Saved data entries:
#####

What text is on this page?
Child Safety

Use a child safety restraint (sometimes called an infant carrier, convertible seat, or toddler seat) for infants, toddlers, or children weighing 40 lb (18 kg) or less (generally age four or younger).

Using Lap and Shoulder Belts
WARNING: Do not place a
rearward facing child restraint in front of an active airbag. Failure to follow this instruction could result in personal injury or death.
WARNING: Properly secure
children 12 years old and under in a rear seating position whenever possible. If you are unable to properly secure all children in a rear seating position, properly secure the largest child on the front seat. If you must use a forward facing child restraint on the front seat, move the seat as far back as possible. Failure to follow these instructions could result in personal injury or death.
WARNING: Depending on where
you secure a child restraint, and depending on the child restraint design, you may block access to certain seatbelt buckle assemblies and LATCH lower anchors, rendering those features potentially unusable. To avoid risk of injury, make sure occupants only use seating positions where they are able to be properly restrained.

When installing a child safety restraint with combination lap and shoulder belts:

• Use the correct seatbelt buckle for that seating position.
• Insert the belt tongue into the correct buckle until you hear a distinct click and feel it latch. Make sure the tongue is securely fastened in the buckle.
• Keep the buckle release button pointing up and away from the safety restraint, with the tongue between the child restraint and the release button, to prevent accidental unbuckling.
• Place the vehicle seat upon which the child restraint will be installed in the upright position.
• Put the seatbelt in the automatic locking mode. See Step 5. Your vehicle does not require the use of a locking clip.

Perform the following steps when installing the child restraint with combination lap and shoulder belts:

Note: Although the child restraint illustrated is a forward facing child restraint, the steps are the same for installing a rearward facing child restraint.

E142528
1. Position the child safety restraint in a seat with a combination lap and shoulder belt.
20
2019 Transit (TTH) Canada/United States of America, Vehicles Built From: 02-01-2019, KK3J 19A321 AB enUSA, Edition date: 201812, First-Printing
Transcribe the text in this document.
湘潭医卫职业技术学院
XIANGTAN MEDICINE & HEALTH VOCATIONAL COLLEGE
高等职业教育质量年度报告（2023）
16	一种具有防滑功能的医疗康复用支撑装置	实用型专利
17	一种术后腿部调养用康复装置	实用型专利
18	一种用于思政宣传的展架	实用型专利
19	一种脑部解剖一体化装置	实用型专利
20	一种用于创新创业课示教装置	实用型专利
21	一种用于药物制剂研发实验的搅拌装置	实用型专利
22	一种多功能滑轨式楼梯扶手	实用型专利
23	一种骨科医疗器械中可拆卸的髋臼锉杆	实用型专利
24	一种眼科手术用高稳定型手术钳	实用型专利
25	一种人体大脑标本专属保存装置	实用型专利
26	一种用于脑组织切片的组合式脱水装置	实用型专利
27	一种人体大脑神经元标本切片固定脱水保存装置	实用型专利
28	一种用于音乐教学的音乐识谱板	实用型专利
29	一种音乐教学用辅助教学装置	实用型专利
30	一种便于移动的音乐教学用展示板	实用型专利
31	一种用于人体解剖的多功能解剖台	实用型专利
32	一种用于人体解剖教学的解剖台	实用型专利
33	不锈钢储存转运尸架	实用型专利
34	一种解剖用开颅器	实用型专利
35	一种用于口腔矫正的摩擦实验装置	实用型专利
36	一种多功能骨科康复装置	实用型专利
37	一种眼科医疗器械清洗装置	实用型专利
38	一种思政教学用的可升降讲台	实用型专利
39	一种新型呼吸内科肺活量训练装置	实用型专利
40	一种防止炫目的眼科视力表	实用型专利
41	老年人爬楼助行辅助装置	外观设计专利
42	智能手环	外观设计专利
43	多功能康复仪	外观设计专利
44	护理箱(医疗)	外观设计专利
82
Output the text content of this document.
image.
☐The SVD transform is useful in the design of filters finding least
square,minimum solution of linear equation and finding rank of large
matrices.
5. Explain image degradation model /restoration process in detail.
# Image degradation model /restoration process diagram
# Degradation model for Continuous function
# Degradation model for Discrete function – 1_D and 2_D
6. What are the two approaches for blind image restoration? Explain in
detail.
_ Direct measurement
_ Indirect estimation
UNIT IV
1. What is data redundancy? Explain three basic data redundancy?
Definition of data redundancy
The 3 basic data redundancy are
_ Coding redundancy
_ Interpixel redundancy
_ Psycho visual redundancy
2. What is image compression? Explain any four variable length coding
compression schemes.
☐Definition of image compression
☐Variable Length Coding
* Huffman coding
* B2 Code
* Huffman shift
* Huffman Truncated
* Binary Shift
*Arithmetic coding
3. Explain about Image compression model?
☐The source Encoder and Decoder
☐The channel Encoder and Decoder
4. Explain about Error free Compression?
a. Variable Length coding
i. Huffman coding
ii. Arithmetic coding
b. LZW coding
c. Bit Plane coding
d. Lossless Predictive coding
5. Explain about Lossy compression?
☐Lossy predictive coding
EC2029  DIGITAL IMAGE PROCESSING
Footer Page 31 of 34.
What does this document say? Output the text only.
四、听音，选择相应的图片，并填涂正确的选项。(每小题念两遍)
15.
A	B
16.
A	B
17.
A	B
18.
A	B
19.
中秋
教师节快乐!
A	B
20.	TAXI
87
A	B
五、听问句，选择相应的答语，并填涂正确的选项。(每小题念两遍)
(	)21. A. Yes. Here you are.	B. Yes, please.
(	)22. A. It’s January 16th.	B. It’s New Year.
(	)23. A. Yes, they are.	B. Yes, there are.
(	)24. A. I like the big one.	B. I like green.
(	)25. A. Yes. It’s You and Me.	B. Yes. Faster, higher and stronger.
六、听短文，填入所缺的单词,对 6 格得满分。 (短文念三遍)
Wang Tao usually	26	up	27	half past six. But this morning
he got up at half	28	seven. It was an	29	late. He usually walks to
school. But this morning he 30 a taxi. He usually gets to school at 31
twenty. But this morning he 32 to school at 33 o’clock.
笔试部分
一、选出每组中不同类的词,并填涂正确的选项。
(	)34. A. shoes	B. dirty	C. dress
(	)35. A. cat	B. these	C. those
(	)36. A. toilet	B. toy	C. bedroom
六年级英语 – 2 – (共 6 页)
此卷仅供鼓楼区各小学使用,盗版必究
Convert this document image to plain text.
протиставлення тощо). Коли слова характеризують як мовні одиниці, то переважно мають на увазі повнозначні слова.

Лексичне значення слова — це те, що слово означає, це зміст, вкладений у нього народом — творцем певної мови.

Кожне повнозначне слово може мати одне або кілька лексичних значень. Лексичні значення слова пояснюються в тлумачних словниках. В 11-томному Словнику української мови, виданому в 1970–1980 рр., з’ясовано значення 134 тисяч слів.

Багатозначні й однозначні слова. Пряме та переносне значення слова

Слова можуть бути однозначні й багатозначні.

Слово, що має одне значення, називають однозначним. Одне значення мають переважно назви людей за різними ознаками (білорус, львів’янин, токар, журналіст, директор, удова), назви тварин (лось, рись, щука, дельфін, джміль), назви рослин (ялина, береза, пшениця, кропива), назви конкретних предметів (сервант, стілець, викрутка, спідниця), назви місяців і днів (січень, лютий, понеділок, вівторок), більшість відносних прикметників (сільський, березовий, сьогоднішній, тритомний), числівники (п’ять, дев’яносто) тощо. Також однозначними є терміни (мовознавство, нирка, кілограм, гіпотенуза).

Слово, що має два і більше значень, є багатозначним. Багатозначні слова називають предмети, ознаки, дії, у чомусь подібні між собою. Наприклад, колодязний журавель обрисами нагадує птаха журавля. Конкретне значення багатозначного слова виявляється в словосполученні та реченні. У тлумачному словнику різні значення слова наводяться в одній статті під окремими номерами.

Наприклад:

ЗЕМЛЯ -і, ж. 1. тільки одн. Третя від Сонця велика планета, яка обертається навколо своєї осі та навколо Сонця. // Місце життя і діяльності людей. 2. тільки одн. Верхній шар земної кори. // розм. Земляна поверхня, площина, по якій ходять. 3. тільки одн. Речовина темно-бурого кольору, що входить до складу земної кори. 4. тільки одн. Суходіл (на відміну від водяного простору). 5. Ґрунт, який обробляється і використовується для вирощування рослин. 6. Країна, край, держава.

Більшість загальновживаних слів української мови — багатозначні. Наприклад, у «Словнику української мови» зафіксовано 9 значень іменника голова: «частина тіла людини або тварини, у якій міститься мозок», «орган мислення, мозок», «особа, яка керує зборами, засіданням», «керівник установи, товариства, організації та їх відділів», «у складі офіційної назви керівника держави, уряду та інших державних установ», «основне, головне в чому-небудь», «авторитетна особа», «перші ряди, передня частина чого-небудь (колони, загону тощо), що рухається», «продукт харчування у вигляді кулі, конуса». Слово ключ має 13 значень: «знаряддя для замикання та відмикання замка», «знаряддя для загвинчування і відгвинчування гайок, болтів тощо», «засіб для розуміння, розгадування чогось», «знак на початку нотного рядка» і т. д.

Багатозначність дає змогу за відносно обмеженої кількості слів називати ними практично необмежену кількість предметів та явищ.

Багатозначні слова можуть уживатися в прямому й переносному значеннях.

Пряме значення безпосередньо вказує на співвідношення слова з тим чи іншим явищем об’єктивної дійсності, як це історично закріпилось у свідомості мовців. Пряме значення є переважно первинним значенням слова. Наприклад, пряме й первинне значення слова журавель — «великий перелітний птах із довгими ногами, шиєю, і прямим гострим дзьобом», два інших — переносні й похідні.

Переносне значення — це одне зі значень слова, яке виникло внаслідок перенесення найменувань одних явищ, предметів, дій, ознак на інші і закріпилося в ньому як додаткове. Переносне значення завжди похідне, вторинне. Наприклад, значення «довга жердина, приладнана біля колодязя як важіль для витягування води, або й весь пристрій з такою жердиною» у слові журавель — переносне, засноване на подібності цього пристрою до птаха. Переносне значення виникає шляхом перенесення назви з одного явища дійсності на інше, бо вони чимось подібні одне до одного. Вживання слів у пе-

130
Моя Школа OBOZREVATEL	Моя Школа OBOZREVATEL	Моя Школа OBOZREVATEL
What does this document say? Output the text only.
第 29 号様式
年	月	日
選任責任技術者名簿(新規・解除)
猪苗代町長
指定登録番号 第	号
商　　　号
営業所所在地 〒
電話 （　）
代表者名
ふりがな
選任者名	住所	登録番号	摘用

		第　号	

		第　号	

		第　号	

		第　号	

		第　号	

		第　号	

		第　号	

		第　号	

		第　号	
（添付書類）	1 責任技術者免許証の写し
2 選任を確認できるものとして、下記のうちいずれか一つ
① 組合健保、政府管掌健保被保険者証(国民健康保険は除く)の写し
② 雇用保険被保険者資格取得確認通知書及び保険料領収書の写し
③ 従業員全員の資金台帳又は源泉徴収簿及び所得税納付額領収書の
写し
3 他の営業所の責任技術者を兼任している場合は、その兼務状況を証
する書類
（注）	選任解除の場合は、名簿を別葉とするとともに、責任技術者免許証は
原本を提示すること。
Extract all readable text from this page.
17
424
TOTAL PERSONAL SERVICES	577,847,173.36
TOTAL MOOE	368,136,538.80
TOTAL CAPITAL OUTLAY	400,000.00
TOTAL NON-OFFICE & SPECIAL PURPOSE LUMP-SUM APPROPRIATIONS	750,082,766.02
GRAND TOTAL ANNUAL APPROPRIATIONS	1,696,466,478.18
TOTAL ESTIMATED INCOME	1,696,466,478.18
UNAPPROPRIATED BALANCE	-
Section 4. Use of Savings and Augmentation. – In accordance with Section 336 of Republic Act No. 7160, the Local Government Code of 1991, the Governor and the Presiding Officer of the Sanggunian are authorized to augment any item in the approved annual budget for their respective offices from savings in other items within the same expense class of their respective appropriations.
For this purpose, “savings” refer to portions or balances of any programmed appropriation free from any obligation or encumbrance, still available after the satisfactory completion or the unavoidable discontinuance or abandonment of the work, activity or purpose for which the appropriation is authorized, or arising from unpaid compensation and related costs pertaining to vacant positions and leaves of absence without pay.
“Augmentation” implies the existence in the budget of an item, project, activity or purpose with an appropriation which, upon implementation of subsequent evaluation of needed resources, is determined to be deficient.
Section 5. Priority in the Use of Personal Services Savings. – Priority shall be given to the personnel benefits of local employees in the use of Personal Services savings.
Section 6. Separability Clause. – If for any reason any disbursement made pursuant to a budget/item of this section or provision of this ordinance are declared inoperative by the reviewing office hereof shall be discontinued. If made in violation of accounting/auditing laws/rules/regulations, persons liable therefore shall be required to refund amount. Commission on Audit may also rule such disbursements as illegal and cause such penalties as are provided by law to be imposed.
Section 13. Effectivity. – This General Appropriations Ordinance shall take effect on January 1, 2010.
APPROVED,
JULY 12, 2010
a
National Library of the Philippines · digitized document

#####

Copy all the lines above that hold the string "називають".

__ANSWER TO THE PROBLEM__:
Слово, що має одне значення, називають однозначним. Одне значення мають переважно назви людей за різними ознаками (білорус, львів’янин, токар, журналіст, директор, удова), назви тварин (лось, рись, щука, дельфін, джміль), назви рослин (ялина, береза, пшениця, кропива), назви конкретних предметів (сервант, стілець, викрутка, спідниця), назви місяців і днів (січень, лютий, понеділок, вівторок), більшість відносних прикметників (сільський, березовий, сьогоднішній, тритомний), числівники (п’ять, дев’яносто) тощо. Також однозначними є терміни (мовознавство, нирка, кілограм, гіпотенуза).
Слово, що має два і більше значень, є багатозначним. Багатозначні слова називають предмети, ознаки, дії, у чомусь подібні між собою. Наприклад, колодязний журавель обрисами нагадує птаха журавля. Конкретне значення багатозначного слова виявляється в словосполученні та реченні. У тлумачному словнику різні значення слова наводяться в одній статті під окремими номерами.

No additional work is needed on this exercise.